## [WRITTEN REQUEST]
Give the part of the material that opens with the line containing "What elements are" and closes with the line containing "x-tick-mark — [789, 658, 792, 664]" as a numbered list, leaving out blank lines and the pictures.

## [SUPPLIED RECORDS]
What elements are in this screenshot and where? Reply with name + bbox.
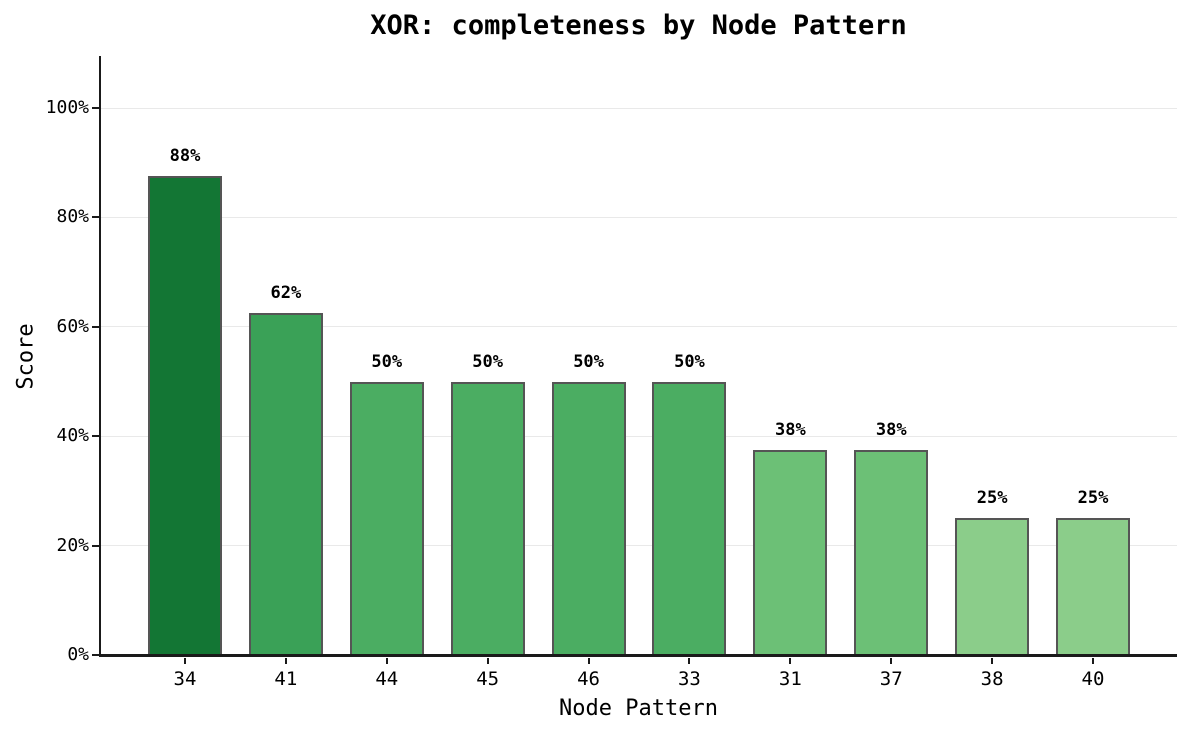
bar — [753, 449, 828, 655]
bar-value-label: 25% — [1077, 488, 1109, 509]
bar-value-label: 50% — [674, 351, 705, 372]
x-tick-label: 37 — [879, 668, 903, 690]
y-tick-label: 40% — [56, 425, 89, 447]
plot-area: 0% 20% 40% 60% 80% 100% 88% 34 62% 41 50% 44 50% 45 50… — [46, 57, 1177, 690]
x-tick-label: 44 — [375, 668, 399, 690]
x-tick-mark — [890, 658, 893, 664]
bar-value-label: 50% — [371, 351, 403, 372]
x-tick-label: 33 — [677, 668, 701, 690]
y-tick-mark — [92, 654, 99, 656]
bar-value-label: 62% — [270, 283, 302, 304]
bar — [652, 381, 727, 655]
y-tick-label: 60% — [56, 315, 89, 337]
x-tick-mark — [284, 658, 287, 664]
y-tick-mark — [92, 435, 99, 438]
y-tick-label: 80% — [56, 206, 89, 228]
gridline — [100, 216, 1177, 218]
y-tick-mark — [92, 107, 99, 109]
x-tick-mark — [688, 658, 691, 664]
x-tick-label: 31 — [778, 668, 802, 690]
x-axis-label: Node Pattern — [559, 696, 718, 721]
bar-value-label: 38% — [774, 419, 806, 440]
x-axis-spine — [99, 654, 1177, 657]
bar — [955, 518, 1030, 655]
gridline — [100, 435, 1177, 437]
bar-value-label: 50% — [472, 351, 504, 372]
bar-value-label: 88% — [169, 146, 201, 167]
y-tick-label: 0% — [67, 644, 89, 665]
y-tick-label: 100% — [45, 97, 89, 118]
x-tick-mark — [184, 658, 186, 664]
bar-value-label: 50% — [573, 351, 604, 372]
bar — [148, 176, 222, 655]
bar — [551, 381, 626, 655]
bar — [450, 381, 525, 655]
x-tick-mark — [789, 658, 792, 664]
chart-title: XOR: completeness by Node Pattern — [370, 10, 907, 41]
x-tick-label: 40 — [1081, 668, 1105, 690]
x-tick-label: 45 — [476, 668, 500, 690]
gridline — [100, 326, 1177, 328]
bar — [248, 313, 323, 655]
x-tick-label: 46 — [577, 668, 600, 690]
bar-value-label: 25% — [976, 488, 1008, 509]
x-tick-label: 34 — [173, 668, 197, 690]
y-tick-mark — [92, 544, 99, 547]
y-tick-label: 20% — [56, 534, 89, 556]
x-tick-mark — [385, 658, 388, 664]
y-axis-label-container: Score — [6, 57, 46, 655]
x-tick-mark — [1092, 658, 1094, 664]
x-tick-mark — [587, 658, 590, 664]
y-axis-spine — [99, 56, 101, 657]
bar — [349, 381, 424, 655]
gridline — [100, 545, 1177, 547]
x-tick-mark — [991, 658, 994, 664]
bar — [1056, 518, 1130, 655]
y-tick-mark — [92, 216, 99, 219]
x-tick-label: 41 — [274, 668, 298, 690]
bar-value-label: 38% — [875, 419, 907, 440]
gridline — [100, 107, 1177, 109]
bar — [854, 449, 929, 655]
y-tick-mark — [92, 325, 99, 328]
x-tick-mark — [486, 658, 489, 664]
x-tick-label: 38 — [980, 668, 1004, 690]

...

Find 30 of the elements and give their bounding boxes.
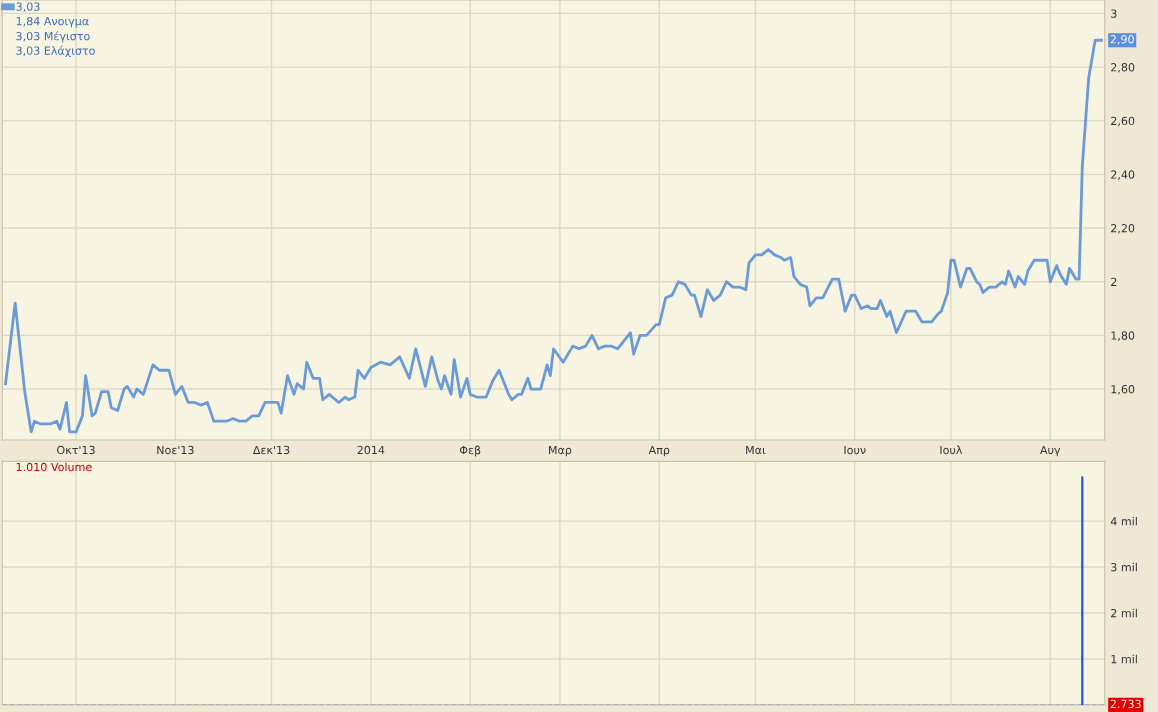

## [PROBLEM SOLUTION]
1. What elements are in this screenshot and where? Reply with name + bbox.
2. bar — [753, 449, 828, 655]
3. bar-value-label: 25% — [1077, 488, 1109, 509]
4. bar-value-label: 50% — [674, 351, 705, 372]
5. x-tick-label: 37 — [879, 668, 903, 690]
6. y-tick-label: 40% — [56, 425, 89, 447]
7. plot-area: 0% 20% 40% 60% 80% 100% 88% 34 62% 41 50% 44 50% 45 50… — [46, 57, 1177, 690]
8. x-tick-label: 44 — [375, 668, 399, 690]
9. x-tick-mark — [890, 658, 893, 664]
10. bar-value-label: 50% — [371, 351, 403, 372]
11. x-tick-label: 33 — [677, 668, 701, 690]
12. y-tick-mark — [92, 654, 99, 656]
13. bar-value-label: 62% — [270, 283, 302, 304]
14. bar — [652, 381, 727, 655]
15. y-tick-label: 60% — [56, 315, 89, 337]
16. x-tick-mark — [284, 658, 287, 664]
17. y-tick-mark — [92, 435, 99, 438]
18. y-tick-label: 80% — [56, 206, 89, 228]
19. gridline — [100, 216, 1177, 218]
20. y-tick-mark — [92, 107, 99, 109]
21. x-tick-mark — [688, 658, 691, 664]
22. x-tick-label: 31 — [778, 668, 802, 690]
23. x-axis-label: Node Pattern — [559, 696, 718, 721]
24. bar-value-label: 38% — [774, 419, 806, 440]
25. x-axis-spine — [99, 654, 1177, 657]
26. bar — [955, 518, 1030, 655]
27. gridline — [100, 435, 1177, 437]
28. bar-value-label: 50% — [472, 351, 504, 372]
29. bar-value-label: 88% — [169, 146, 201, 167]
30. y-tick-label: 0% — [67, 644, 89, 665]
31. y-tick-label: 100% — [45, 97, 89, 118]
32. x-tick-mark — [184, 658, 186, 664]
33. bar-value-label: 50% — [573, 351, 604, 372]
34. bar — [148, 176, 222, 655]
35. bar — [551, 381, 626, 655]
36. bar — [450, 381, 525, 655]
37. x-tick-mark — [789, 658, 792, 664]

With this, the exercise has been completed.